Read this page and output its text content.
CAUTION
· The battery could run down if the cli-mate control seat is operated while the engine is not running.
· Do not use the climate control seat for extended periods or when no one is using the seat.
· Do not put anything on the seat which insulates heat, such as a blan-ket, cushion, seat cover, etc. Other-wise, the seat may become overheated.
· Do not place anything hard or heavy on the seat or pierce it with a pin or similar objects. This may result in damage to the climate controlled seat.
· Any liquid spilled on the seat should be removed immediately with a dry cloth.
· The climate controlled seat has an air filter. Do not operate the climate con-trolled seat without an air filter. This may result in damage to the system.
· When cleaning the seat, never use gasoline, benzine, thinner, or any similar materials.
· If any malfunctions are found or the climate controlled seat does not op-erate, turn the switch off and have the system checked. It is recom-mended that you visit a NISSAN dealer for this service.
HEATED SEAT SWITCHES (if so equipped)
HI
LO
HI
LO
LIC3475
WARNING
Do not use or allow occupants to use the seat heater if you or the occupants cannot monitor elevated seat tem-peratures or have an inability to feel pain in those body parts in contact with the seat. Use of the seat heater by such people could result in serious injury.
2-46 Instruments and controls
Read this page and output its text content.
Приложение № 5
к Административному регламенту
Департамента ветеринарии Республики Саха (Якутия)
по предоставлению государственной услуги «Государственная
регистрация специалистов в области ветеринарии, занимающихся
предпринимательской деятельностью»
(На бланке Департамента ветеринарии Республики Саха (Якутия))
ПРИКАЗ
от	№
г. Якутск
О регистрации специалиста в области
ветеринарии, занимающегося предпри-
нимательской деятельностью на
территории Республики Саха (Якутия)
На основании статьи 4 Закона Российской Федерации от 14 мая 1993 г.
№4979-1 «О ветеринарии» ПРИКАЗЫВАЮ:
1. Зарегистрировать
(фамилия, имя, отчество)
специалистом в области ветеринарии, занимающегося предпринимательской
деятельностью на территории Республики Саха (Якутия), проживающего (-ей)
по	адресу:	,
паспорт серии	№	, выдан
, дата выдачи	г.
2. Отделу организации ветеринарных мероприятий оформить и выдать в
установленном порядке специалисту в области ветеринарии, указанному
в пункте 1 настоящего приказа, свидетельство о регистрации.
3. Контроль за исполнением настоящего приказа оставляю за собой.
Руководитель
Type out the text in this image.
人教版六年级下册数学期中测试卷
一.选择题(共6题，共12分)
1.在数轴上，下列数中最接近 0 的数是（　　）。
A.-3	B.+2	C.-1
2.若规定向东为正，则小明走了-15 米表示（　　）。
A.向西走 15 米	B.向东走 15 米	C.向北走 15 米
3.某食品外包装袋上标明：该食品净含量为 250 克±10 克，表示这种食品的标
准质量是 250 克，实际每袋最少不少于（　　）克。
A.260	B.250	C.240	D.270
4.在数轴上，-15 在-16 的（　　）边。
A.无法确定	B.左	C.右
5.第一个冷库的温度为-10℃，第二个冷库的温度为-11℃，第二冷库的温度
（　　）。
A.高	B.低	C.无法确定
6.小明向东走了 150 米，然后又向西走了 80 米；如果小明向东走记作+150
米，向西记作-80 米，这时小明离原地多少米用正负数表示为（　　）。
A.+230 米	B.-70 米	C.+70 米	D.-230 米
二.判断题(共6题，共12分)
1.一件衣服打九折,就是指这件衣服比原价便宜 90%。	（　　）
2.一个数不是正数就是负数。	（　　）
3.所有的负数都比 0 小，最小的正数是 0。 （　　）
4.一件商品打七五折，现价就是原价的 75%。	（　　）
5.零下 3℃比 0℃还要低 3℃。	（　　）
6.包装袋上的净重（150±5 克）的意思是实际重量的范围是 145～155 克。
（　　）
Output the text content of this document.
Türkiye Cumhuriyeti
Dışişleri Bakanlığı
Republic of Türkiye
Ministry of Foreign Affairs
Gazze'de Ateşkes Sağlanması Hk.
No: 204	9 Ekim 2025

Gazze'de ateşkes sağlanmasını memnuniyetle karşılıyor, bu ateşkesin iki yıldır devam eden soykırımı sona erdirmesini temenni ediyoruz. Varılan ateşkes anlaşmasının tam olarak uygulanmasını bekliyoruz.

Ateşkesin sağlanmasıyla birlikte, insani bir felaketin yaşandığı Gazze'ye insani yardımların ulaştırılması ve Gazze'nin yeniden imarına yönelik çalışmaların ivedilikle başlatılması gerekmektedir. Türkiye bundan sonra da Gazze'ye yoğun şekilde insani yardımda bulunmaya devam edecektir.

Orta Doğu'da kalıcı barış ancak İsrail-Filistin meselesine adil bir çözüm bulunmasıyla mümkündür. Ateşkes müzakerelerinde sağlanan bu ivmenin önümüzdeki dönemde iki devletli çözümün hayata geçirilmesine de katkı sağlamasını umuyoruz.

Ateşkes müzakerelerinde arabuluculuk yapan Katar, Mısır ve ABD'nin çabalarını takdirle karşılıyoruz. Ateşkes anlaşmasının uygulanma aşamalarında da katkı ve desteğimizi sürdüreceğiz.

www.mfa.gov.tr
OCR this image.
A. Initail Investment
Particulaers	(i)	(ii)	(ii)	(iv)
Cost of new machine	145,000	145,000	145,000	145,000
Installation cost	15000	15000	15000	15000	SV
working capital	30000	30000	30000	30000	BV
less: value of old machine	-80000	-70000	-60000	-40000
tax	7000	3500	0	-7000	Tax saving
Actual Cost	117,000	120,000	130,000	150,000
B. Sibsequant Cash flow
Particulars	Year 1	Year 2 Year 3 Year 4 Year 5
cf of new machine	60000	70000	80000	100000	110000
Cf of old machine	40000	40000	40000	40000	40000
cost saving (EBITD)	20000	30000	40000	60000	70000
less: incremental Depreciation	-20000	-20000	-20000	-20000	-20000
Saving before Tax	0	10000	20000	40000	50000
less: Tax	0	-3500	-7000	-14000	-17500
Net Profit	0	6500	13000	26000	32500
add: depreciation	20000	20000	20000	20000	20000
■ ■ ■ ■ ■
▶ [Task goal]: Give only the number of lines that include the word "территории".

▶ [The completed task]: 2